=== Your task ===
From the entries below, extract every line that includes the word "Penerbitan".

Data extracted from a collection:
※

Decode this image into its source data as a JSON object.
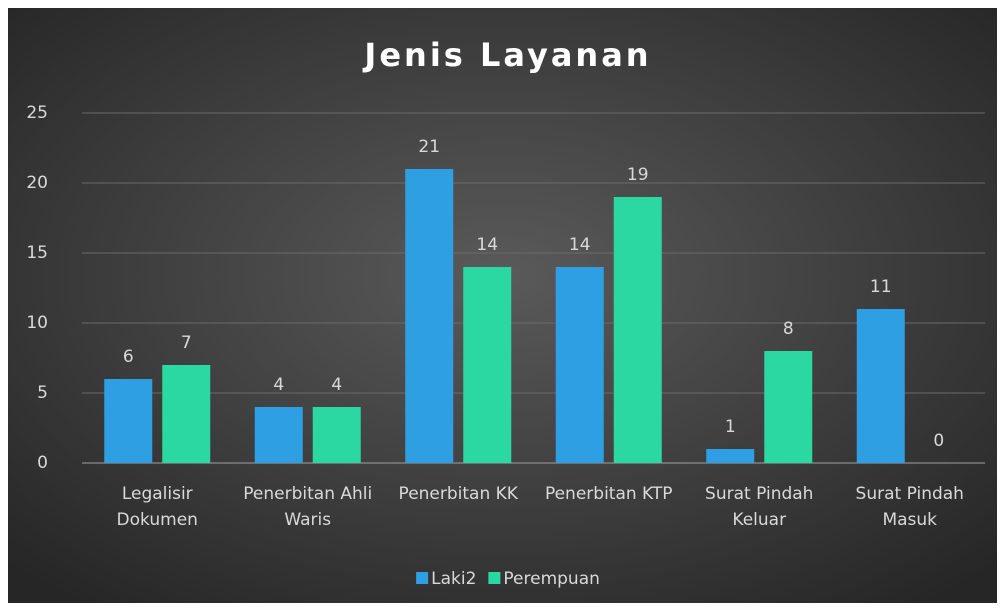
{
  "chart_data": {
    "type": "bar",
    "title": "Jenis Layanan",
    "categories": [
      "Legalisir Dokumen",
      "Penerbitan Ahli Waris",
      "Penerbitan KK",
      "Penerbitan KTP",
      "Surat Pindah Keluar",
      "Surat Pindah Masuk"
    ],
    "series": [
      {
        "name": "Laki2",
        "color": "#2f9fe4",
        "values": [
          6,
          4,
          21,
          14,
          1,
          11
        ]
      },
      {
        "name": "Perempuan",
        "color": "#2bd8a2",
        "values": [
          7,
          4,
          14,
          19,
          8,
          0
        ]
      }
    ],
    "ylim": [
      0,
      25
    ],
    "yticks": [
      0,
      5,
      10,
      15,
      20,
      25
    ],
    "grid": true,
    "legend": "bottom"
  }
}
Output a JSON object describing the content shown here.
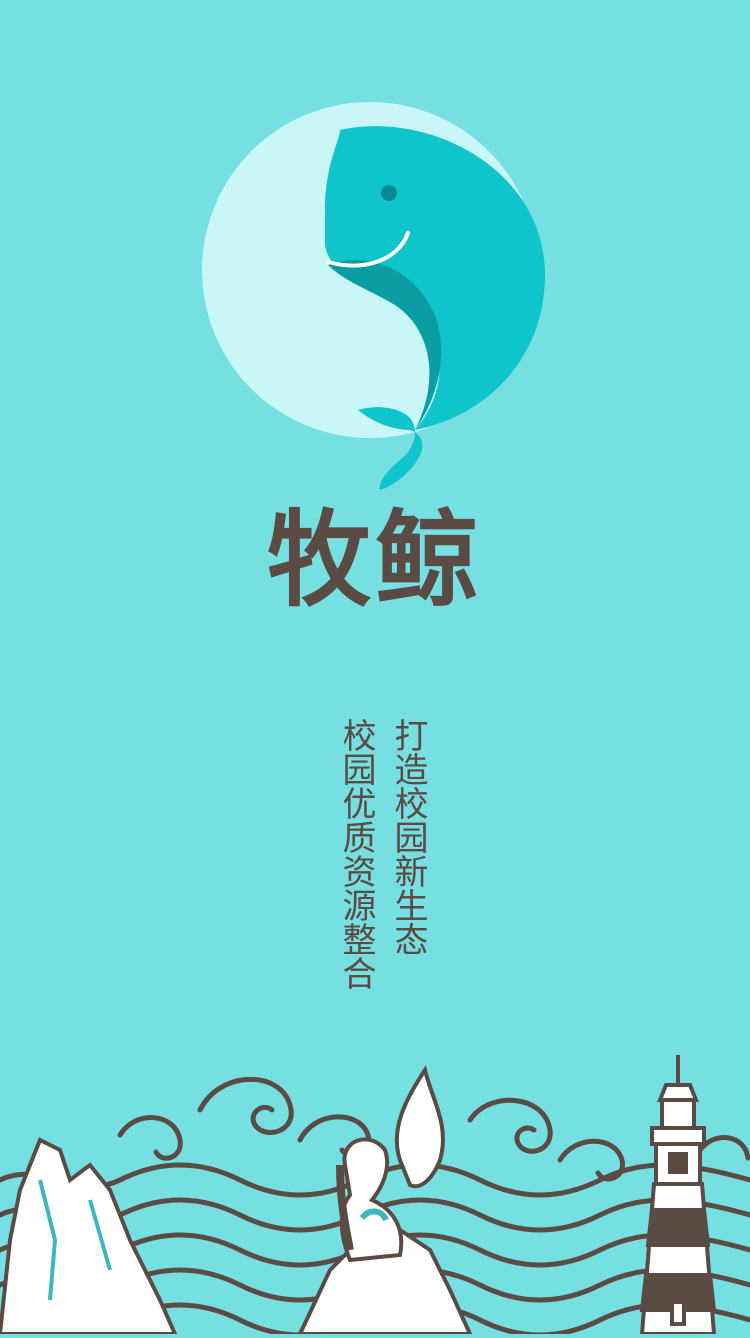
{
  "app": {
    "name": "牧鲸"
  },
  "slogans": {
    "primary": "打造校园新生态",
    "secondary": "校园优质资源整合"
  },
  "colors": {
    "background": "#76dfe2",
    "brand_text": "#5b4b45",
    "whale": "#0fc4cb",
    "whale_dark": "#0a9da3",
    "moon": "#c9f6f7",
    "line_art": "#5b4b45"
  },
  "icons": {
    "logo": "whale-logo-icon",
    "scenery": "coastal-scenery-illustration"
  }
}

※

=== Problem solution ===
      "Penerbitan Ahli Waris",
      "Penerbitan KK",
      "Penerbitan KTP",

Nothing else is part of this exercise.